▶ Written instruction
From the line with "Output a JSON" through the final line, transcribe the material below character for character; include no other lines.

▶ Supplied information
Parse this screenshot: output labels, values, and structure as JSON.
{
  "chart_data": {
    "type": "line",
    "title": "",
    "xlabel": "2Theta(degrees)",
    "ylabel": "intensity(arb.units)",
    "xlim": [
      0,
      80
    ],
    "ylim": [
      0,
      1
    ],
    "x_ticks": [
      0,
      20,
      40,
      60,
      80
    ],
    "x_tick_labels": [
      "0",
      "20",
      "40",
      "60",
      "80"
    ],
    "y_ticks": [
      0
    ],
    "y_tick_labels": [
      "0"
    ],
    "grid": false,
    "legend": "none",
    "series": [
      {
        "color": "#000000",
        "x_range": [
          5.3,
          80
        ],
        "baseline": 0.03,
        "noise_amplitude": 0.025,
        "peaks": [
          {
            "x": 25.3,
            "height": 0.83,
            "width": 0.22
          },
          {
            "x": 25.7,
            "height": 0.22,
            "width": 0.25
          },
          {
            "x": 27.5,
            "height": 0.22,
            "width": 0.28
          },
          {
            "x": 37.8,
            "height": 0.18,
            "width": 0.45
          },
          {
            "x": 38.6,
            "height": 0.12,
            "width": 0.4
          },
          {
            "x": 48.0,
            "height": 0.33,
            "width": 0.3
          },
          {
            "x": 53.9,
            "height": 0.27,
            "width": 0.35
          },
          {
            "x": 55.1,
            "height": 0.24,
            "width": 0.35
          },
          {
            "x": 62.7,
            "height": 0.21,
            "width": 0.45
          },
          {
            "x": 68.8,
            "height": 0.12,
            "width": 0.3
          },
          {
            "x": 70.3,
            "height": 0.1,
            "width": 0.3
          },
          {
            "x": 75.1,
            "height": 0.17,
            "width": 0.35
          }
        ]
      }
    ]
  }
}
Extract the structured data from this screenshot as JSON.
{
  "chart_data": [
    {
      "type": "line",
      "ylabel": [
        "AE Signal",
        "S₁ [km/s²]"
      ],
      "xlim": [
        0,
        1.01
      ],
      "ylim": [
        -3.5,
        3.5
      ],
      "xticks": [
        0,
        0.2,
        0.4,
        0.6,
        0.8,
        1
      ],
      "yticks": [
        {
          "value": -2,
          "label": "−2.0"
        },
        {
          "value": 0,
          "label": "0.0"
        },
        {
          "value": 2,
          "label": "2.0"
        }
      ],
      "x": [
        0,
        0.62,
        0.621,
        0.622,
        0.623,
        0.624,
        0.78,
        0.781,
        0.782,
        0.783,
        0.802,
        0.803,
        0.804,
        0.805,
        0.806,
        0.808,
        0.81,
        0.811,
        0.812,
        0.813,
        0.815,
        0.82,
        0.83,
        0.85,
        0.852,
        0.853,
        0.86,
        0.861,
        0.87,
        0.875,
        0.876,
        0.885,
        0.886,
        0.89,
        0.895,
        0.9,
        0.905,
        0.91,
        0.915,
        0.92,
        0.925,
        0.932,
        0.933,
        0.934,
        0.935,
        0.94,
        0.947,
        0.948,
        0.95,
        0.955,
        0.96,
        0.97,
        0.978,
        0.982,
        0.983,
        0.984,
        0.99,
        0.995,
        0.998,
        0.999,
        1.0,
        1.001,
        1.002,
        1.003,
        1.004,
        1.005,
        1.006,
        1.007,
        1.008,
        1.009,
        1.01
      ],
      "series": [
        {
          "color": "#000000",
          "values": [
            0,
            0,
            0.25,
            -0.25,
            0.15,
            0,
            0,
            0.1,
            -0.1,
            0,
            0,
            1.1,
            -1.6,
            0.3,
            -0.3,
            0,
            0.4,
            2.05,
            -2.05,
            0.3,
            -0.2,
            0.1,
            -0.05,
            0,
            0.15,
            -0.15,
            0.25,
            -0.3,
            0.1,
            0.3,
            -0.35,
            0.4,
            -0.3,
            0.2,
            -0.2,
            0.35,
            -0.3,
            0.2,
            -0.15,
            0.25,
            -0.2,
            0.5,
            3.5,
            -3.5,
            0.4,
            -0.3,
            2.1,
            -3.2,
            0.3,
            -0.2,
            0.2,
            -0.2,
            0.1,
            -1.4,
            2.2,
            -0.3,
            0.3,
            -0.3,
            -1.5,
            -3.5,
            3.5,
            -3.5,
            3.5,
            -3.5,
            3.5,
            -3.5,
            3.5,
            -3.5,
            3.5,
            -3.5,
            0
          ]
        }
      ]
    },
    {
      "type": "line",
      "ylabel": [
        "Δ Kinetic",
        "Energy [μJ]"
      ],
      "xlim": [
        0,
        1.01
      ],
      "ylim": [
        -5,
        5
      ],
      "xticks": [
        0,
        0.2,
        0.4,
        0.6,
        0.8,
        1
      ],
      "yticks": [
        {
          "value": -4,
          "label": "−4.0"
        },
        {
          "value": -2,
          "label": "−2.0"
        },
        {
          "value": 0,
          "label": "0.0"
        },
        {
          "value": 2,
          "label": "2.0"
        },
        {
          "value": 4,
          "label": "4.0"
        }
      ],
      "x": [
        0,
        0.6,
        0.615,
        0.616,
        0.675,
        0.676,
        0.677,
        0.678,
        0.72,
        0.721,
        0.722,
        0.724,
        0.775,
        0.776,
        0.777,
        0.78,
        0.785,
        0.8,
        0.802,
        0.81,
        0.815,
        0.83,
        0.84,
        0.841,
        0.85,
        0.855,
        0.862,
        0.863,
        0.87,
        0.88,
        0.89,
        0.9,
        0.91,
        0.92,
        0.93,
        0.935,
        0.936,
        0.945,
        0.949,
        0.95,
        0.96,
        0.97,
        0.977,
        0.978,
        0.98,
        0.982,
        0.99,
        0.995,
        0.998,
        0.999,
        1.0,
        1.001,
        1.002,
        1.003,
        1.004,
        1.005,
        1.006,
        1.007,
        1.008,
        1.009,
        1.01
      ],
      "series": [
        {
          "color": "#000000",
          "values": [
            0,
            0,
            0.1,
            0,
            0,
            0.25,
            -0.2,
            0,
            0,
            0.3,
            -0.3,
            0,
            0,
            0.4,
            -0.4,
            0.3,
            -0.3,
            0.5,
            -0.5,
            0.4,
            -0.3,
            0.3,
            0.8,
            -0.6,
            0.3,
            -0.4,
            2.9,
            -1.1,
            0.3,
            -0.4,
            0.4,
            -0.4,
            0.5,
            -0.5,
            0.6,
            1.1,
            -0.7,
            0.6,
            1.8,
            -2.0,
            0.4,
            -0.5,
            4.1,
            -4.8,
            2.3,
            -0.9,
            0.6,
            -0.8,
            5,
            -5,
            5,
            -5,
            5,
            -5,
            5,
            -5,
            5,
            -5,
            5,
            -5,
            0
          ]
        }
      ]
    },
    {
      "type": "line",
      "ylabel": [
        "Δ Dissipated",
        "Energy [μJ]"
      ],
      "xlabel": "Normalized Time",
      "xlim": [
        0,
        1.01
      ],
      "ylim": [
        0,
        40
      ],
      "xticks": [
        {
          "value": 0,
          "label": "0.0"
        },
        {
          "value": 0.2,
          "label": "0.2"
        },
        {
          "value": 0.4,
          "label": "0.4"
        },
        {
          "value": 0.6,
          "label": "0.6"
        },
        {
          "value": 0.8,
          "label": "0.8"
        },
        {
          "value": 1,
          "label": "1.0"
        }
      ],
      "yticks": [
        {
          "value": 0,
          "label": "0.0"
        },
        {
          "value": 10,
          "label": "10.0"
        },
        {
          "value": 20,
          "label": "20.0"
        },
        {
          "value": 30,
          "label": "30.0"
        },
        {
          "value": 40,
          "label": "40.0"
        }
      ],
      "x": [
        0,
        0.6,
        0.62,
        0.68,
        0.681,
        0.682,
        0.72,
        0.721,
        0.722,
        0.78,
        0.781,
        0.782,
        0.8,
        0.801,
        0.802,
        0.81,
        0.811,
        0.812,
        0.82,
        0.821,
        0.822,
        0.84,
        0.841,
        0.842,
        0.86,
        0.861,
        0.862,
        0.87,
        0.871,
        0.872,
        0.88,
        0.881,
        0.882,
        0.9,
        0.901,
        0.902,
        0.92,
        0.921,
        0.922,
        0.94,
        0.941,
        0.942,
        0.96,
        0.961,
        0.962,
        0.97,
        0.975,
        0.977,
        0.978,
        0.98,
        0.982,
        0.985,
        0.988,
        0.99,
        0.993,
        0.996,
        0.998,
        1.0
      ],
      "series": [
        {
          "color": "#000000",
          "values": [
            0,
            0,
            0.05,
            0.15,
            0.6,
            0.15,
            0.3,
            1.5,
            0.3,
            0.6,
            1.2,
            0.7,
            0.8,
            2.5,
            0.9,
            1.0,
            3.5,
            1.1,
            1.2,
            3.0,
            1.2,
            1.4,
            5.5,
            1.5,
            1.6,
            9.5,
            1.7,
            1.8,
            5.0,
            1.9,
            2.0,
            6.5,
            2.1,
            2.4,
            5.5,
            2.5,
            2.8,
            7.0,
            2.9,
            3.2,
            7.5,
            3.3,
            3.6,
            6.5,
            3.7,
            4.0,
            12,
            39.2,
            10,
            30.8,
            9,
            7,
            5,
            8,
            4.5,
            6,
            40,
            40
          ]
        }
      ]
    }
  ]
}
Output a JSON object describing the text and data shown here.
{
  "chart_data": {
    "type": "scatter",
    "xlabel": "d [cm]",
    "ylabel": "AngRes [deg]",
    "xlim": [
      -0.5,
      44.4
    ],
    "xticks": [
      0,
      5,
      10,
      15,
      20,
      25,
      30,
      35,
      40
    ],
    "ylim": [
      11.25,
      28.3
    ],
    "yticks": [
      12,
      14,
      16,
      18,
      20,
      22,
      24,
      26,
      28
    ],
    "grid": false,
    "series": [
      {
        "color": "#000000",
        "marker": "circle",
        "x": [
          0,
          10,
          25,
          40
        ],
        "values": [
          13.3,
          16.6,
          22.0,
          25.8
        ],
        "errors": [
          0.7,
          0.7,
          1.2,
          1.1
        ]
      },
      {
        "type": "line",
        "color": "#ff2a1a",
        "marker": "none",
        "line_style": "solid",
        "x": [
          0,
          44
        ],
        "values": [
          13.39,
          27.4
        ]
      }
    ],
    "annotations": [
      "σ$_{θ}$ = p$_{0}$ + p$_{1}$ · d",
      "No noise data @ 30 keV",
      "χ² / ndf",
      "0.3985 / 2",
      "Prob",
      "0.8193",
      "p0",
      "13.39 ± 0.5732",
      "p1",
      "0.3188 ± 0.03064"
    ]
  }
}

▶ Output of the exercise
Output a JSON object describing the text and data shown here.
{
  "chart_data": {
    "type": "scatter",
    "xlabel": "d [cm]",
    "ylabel": "AngRes [deg]",
    "xlim": [
      -0.5,
      44.4
    ],
    "xticks": [
      0,
      5,
      10,
      15,
      20,
      25,
      30,
      35,
      40
    ],
    "ylim": [
      11.25,
      28.3
    ],
    "yticks": [
      12,
      14,
      16,
      18,
      20,
      22,
      24,
      26,
      28
    ],
    "grid": false,
    "series": [
      {
        "color": "#000000",
        "marker": "circle",
        "x": [
          0,
          10,
          25,
          40
        ],
        "values": [
          13.3,
          16.6,
          22.0,
          25.8
        ],
        "errors": [
          0.7,
          0.7,
          1.2,
          1.1
        ]
      },
      {
        "type": "line",
        "color": "#ff2a1a",
        "marker": "none",
        "line_style": "solid",
        "x": [
          0,
          44
        ],
        "values": [
          13.39,
          27.4
        ]
      }
    ],
    "annotations": [
      "σ$_{θ}$ = p$_{0}$ + p$_{1}$ · d",
      "No noise data @ 30 keV",
      "χ² / ndf",
      "0.3985 / 2",
      "Prob",
      "0.8193",
      "p0",
      "13.39 ± 0.5732",
      "p1",
      "0.3188 ± 0.03064"
    ]
  }
}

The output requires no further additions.